Saved entries:
====================

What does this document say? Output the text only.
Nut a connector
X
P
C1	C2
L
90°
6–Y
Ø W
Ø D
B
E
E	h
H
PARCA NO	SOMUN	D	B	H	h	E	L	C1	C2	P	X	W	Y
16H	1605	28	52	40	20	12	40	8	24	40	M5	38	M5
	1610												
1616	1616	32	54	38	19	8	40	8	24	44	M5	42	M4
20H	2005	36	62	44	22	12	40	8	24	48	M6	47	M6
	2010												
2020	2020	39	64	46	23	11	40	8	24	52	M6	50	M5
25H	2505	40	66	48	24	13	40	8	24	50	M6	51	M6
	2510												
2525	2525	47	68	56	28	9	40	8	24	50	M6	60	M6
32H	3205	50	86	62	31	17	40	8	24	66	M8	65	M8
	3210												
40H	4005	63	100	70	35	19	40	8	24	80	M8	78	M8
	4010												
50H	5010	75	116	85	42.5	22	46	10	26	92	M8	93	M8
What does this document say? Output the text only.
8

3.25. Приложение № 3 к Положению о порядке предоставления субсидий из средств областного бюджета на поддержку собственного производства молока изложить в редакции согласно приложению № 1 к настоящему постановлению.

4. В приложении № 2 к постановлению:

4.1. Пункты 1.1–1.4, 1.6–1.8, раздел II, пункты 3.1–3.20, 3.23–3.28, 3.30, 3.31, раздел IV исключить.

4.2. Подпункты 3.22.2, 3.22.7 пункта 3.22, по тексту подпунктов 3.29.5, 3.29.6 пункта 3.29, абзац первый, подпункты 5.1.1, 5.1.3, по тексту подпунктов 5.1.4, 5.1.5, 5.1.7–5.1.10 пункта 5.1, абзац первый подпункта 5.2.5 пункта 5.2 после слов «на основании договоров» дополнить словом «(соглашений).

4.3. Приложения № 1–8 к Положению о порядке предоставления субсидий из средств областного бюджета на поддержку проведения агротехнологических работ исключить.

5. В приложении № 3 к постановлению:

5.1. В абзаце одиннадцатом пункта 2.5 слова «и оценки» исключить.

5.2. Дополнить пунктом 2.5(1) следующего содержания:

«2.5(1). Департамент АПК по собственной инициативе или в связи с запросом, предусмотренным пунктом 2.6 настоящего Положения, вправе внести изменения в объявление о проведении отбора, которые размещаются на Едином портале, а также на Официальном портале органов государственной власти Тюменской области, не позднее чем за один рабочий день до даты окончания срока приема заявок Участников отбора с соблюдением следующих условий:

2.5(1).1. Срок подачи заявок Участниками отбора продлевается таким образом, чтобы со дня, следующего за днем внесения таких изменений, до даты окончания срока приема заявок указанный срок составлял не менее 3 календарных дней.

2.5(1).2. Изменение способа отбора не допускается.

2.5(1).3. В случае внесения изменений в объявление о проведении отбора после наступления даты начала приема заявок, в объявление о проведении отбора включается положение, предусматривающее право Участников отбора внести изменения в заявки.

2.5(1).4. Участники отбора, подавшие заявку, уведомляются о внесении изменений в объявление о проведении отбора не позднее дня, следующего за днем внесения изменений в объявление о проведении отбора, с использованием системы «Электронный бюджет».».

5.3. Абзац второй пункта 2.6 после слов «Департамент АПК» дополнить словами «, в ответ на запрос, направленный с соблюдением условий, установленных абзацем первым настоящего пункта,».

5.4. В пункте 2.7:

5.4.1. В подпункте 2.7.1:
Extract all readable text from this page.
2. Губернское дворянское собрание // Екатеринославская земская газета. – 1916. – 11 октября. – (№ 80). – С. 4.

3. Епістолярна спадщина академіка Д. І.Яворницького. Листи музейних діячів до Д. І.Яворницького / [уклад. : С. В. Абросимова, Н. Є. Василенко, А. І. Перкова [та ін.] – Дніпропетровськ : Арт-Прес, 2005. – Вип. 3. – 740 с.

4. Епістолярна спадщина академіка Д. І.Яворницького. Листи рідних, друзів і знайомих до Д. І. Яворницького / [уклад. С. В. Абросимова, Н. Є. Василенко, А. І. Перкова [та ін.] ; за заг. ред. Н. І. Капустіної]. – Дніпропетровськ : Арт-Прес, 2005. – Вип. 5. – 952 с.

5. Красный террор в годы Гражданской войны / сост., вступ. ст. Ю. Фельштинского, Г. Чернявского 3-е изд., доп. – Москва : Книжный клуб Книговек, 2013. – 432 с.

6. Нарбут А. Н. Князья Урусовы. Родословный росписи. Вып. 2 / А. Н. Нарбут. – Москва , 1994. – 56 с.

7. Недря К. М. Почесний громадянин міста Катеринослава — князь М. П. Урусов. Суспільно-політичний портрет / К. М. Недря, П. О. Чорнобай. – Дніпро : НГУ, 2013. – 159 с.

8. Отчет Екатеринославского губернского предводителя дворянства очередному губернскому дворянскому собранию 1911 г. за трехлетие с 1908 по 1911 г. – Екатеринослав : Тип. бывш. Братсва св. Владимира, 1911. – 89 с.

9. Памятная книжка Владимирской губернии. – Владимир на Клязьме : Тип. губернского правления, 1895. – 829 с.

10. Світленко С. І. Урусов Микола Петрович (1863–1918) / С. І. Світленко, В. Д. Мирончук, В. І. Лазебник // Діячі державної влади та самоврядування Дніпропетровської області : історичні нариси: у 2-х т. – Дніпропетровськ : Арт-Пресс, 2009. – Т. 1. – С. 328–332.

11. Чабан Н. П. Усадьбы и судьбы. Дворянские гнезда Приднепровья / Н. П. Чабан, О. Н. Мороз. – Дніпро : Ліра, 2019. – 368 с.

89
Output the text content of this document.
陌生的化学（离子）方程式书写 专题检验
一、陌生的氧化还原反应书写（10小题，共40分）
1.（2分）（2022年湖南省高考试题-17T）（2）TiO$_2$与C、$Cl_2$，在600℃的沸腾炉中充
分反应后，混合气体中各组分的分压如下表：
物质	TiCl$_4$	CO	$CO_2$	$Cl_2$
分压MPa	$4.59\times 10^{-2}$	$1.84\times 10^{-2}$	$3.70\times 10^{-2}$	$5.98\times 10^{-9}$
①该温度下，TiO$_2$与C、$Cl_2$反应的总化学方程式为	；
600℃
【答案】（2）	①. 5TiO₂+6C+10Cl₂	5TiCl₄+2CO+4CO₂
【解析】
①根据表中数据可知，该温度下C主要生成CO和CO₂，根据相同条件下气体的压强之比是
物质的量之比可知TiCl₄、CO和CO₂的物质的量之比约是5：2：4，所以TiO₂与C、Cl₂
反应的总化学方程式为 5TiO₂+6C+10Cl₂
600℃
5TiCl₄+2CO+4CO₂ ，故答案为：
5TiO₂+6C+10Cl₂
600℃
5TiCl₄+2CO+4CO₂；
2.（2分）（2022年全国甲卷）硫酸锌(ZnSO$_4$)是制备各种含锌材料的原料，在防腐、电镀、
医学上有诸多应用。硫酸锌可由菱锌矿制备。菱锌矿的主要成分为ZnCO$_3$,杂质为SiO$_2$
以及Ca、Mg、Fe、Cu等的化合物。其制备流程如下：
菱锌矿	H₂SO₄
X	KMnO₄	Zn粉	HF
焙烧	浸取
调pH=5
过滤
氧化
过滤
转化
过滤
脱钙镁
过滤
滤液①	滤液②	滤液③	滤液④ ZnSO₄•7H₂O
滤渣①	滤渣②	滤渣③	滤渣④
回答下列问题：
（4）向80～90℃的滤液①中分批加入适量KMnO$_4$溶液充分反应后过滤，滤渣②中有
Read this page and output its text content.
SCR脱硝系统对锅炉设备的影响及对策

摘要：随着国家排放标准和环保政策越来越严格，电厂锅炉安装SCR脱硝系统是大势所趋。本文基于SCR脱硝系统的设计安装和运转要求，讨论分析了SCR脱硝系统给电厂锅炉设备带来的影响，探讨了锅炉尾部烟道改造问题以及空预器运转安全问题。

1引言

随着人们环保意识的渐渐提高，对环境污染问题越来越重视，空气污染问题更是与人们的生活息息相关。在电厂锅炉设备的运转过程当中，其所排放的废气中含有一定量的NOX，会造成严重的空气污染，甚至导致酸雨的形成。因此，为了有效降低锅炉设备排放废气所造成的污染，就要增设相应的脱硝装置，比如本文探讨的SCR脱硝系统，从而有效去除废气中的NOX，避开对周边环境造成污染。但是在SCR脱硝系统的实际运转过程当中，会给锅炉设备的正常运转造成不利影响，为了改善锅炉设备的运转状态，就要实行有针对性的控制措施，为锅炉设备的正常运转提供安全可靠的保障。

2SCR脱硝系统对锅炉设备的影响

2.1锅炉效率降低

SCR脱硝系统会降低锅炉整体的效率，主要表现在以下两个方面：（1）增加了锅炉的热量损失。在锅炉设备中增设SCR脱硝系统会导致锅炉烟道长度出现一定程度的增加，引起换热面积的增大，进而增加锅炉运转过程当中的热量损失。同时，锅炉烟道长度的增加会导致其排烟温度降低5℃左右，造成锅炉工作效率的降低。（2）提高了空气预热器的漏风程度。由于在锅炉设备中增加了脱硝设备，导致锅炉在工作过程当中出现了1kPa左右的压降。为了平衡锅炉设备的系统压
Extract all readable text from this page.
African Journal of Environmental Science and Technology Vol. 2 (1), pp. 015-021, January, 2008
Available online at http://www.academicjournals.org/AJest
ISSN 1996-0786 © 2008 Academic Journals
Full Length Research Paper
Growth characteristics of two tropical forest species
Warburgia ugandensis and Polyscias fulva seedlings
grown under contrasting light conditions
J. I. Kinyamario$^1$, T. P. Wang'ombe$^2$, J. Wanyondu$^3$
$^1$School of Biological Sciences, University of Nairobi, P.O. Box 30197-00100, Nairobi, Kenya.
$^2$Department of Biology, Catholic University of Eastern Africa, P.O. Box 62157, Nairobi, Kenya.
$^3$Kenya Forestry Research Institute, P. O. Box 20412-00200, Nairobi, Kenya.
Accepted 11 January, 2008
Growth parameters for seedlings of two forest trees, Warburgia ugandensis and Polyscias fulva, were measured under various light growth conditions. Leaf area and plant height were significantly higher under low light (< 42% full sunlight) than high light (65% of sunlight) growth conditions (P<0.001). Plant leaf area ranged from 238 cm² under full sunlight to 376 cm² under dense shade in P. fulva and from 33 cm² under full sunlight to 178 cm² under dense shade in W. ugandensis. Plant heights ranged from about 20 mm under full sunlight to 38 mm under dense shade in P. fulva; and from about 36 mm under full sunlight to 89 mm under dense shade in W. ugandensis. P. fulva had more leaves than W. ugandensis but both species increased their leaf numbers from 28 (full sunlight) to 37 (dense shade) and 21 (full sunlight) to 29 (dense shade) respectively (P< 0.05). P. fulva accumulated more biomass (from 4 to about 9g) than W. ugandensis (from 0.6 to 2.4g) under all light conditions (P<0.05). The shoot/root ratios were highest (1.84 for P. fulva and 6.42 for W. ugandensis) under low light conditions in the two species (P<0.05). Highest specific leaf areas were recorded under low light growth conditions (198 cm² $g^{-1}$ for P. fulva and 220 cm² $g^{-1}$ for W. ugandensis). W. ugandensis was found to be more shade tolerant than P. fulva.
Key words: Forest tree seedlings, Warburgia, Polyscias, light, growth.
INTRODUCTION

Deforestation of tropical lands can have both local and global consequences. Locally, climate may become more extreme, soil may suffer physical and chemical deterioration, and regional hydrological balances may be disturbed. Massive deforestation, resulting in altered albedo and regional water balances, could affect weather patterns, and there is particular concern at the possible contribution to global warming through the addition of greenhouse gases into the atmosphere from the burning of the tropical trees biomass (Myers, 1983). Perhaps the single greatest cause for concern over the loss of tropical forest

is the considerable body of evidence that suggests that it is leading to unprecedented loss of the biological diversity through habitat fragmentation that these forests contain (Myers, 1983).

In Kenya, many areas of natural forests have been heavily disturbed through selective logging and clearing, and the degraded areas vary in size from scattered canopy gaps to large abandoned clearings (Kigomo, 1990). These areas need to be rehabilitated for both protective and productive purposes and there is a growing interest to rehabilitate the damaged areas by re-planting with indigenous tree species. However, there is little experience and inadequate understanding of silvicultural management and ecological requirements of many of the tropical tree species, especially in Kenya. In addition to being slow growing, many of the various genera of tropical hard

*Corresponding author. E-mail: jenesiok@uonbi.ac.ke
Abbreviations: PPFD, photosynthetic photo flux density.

====================

AIM — Only the number is required: the count of lines containing the word "Москва".

RESPONSE FOR THIS EXERCISE — 2